* _TASK BRIEF_
Reproduce each line exactly. Skip none.

* _MATERIAL SUPPLIED_
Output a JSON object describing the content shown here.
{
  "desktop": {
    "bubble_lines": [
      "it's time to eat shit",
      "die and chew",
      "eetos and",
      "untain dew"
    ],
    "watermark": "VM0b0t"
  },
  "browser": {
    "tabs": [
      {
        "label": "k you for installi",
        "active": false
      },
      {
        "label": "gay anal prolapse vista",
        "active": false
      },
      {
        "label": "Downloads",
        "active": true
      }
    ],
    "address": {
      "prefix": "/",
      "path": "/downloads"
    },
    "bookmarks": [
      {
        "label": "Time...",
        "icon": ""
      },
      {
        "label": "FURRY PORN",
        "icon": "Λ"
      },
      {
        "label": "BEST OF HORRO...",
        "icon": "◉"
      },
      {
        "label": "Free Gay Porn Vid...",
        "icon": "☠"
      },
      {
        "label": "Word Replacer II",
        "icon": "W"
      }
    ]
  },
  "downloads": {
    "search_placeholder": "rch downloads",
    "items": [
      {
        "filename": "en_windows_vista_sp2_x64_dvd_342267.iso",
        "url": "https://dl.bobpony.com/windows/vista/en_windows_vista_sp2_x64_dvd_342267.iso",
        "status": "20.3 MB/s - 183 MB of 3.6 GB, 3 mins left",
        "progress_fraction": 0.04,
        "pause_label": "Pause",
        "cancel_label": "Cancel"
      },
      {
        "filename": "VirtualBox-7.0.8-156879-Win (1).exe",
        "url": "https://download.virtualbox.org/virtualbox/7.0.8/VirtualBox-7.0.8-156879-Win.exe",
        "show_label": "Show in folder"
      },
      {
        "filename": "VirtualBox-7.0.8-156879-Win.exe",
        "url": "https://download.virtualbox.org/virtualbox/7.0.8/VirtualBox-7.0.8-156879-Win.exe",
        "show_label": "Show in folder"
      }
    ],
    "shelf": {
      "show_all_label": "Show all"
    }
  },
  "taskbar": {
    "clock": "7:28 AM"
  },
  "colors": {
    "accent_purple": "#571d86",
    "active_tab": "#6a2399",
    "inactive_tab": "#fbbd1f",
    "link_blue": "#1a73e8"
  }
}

* _RESULT BELOW_
Output a JSON object describing the content shown here.
{
  "desktop": {
    "bubble_lines": [
      "it's time to eat shit",
      "die and chew",
      "eetos and",
      "untain dew"
    ],
    "watermark": "VM0b0t"
  },
  "browser": {
    "tabs": [
      {
        "label": "k you for installi",
        "active": false
      },
      {
        "label": "gay anal prolapse vista",
        "active": false
      },
      {
        "label": "Downloads",
        "active": true
      }
    ],
    "address": {
      "prefix": "/",
      "path": "/downloads"
    },
    "bookmarks": [
      {
        "label": "Time...",
        "icon": ""
      },
      {
        "label": "FURRY PORN",
        "icon": "Λ"
      },
      {
        "label": "BEST OF HORRO...",
        "icon": "◉"
      },
      {
        "label": "Free Gay Porn Vid...",
        "icon": "☠"
      },
      {
        "label": "Word Replacer II",
        "icon": "W"
      }
    ]
  },
  "downloads": {
    "search_placeholder": "rch downloads",
    "items": [
      {
        "filename": "en_windows_vista_sp2_x64_dvd_342267.iso",
        "url": "https://dl.bobpony.com/windows/vista/en_windows_vista_sp2_x64_dvd_342267.iso",
        "status": "20.3 MB/s - 183 MB of 3.6 GB, 3 mins left",
        "progress_fraction": 0.04,
        "pause_label": "Pause",
        "cancel_label": "Cancel"
      },
      {
        "filename": "VirtualBox-7.0.8-156879-Win (1).exe",
        "url": "https://download.virtualbox.org/virtualbox/7.0.8/VirtualBox-7.0.8-156879-Win.exe",
        "show_label": "Show in folder"
      },
      {
        "filename": "VirtualBox-7.0.8-156879-Win.exe",
        "url": "https://download.virtualbox.org/virtualbox/7.0.8/VirtualBox-7.0.8-156879-Win.exe",
        "show_label": "Show in folder"
      }
    ],
    "shelf": {
      "show_all_label": "Show all"
    }
  },
  "taskbar": {
    "clock": "7:28 AM"
  },
  "colors": {
    "accent_purple": "#571d86",
    "active_tab": "#6a2399",
    "inactive_tab": "#fbbd1f",
    "link_blue": "#1a73e8"
  }
}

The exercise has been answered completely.